**Directive**
Exactly repeat the line that contains "Serialize everything readable", then every line after it up to and including the final line.

**Recorded information**

——————————

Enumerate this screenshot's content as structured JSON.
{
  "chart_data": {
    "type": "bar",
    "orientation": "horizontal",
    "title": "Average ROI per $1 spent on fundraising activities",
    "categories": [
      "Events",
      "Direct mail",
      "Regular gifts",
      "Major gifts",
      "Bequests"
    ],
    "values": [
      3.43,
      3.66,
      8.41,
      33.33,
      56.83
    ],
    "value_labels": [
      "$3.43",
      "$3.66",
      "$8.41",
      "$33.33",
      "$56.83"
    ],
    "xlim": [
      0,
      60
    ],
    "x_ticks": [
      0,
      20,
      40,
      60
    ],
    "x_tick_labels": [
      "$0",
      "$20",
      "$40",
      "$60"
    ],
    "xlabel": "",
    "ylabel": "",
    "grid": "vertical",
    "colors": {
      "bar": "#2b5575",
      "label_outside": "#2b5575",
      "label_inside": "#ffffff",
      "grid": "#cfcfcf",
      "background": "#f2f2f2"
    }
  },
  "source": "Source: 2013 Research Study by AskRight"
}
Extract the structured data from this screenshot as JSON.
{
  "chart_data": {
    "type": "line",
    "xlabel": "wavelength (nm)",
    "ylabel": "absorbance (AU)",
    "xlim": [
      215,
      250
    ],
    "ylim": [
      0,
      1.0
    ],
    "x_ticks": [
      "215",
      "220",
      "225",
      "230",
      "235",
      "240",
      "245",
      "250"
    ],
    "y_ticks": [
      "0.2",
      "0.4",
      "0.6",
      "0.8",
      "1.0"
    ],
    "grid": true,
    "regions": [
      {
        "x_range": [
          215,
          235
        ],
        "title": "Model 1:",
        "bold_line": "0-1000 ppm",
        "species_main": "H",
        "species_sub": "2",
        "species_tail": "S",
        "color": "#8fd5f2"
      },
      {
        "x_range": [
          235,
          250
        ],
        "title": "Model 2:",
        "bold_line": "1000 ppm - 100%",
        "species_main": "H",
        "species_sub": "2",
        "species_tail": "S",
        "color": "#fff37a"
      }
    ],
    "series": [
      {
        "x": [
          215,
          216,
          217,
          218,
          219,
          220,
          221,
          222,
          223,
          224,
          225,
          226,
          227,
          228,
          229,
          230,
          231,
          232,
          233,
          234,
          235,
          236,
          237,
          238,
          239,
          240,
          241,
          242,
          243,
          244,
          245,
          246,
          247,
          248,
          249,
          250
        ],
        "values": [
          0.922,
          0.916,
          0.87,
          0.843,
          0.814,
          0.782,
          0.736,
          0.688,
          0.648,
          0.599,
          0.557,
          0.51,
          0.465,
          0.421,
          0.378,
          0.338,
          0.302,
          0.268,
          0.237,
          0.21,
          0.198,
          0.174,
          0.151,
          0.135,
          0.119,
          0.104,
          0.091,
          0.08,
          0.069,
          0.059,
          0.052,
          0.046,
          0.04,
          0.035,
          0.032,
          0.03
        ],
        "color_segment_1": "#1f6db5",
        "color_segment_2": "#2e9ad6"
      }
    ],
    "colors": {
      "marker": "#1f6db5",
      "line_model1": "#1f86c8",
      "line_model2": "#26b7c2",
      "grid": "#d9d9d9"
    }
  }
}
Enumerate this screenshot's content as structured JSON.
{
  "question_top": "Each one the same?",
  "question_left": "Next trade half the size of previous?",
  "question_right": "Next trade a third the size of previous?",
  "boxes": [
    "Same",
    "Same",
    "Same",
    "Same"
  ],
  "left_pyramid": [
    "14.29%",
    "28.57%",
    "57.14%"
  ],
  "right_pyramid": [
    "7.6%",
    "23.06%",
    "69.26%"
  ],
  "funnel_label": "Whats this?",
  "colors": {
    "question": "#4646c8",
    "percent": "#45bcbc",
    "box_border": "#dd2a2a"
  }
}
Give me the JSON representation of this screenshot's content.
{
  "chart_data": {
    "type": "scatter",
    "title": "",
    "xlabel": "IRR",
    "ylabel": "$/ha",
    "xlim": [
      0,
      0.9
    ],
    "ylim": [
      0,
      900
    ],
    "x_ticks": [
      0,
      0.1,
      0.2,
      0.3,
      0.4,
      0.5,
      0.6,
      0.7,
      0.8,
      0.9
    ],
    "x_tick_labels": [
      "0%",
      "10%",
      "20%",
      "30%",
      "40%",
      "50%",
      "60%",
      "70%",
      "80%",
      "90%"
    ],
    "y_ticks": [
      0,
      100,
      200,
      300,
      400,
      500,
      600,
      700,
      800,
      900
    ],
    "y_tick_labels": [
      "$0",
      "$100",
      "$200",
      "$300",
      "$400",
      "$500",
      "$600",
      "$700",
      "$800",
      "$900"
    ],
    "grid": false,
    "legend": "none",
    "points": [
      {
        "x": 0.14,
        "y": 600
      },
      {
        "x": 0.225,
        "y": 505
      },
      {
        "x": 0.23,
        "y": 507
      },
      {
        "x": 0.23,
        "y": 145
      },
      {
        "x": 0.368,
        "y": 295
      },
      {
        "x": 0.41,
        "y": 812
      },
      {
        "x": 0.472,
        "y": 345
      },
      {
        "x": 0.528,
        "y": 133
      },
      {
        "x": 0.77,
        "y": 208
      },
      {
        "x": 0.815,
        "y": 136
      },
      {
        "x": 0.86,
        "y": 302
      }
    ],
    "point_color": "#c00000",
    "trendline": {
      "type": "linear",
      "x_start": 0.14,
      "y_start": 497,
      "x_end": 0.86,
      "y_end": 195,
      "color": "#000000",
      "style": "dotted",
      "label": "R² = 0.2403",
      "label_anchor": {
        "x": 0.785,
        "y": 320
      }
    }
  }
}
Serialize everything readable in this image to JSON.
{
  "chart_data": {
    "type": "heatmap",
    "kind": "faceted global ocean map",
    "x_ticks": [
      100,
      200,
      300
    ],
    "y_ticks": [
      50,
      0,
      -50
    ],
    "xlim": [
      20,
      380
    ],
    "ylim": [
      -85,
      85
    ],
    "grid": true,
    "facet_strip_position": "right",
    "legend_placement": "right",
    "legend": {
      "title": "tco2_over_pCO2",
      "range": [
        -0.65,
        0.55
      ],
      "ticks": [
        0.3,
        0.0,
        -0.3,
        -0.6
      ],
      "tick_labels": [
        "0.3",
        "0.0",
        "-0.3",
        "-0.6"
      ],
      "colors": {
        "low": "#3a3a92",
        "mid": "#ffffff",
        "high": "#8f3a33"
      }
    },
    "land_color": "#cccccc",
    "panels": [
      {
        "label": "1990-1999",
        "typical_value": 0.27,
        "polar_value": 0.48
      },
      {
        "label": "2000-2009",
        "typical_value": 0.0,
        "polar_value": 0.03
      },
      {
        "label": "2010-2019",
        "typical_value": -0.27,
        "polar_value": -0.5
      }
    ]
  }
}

——————————

**Solution below**
Serialize everything readable in this image to JSON.
{
  "chart_data": {
    "type": "heatmap",
    "kind": "faceted global ocean map",
    "x_ticks": [
      100,
      200,
      300
    ],
    "y_ticks": [
      50,
      0,
      -50
    ],
    "xlim": [
      20,
      380
    ],
    "ylim": [
      -85,
      85
    ],
    "grid": true,
    "facet_strip_position": "right",
    "legend_placement": "right",
    "legend": {
      "title": "tco2_over_pCO2",
      "range": [
        -0.65,
        0.55
      ],
      "ticks": [
        0.3,
        0.0,
        -0.3,
        -0.6
      ],
      "tick_labels": [
        "0.3",
        "0.0",
        "-0.3",
        "-0.6"
      ],
      "colors": {
        "low": "#3a3a92",
        "mid": "#ffffff",
        "high": "#8f3a33"
      }
    },
    "land_color": "#cccccc",
    "panels": [
      {
        "label": "1990-1999",
        "typical_value": 0.27,
        "polar_value": 0.48
      },
      {
        "label": "2000-2009",
        "typical_value": 0.0,
        "polar_value": 0.03
      },
      {
        "label": "2010-2019",
        "typical_value": -0.27,
        "polar_value": -0.5
      }
    ]
  }
}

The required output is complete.